Update the records from their start through the line containing "The engine core 22 is at (587, 455)." by changing "schematic" to "diagrammatic", keeping everything else the same.

BEGIN DATA PROVIDED

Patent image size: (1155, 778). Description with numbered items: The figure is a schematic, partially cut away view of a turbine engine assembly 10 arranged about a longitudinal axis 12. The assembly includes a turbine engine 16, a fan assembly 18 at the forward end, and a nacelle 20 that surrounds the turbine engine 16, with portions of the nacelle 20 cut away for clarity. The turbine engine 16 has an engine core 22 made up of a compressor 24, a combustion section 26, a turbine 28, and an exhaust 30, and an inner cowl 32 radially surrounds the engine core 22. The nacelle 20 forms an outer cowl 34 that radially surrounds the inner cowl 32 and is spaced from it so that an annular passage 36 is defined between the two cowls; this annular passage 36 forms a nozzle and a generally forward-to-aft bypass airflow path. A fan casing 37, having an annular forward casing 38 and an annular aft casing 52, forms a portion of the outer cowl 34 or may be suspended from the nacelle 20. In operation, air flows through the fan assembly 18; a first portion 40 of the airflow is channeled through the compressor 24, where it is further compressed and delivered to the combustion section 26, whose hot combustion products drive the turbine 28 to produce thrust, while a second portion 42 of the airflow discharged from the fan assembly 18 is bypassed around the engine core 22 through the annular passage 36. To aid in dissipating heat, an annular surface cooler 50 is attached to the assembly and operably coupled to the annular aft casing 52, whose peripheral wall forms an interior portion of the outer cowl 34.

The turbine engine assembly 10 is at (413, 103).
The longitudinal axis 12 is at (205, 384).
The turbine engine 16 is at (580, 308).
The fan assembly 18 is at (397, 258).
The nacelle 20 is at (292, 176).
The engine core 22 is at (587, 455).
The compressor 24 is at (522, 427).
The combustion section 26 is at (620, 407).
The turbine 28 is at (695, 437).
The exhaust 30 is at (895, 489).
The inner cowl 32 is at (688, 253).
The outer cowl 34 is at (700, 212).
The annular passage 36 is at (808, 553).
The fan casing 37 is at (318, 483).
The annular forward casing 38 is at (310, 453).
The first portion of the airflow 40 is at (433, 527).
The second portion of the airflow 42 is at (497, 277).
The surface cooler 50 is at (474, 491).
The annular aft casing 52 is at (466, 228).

END DATA PROVIDED

> EXPECTED OUTPUT:
Patent image size: (1155, 778). Description with numbered items: The figure is a diagrammatic, partially cut away view of a turbine engine assembly 10 arranged about a longitudinal axis 12. The assembly includes a turbine engine 16, a fan assembly 18 at the forward end, and a nacelle 20 that surrounds the turbine engine 16, with portions of the nacelle 20 cut away for clarity. The turbine engine 16 has an engine core 22 made up of a compressor 24, a combustion section 26, a turbine 28, and an exhaust 30, and an inner cowl 32 radially surrounds the engine core 22. The nacelle 20 forms an outer cowl 34 that radially surrounds the inner cowl 32 and is spaced from it so that an annular passage 36 is defined between the two cowls; this annular passage 36 forms a nozzle and a generally forward-to-aft bypass airflow path. A fan casing 37, having an annular forward casing 38 and an annular aft casing 52, forms a portion of the outer cowl 34 or may be suspended from the nacelle 20. In operation, air flows through the fan assembly 18; a first portion 40 of the airflow is channeled through the compressor 24, where it is further compressed and delivered to the combustion section 26, whose hot combustion products drive the turbine 28 to produce thrust, while a second portion 42 of the airflow discharged from the fan assembly 18 is bypassed around the engine core 22 through the annular passage 36. To aid in dissipating heat, an annular surface cooler 50 is attached to the assembly and operably coupled to the annular aft casing 52, whose peripheral wall forms an interior portion of the outer cowl 34.

The turbine engine assembly 10 is at (413, 103).
The longitudinal axis 12 is at (205, 384).
The turbine engine 16 is at (580, 308).
The fan assembly 18 is at (397, 258).
The nacelle 20 is at (292, 176).
The engine core 22 is at (587, 455).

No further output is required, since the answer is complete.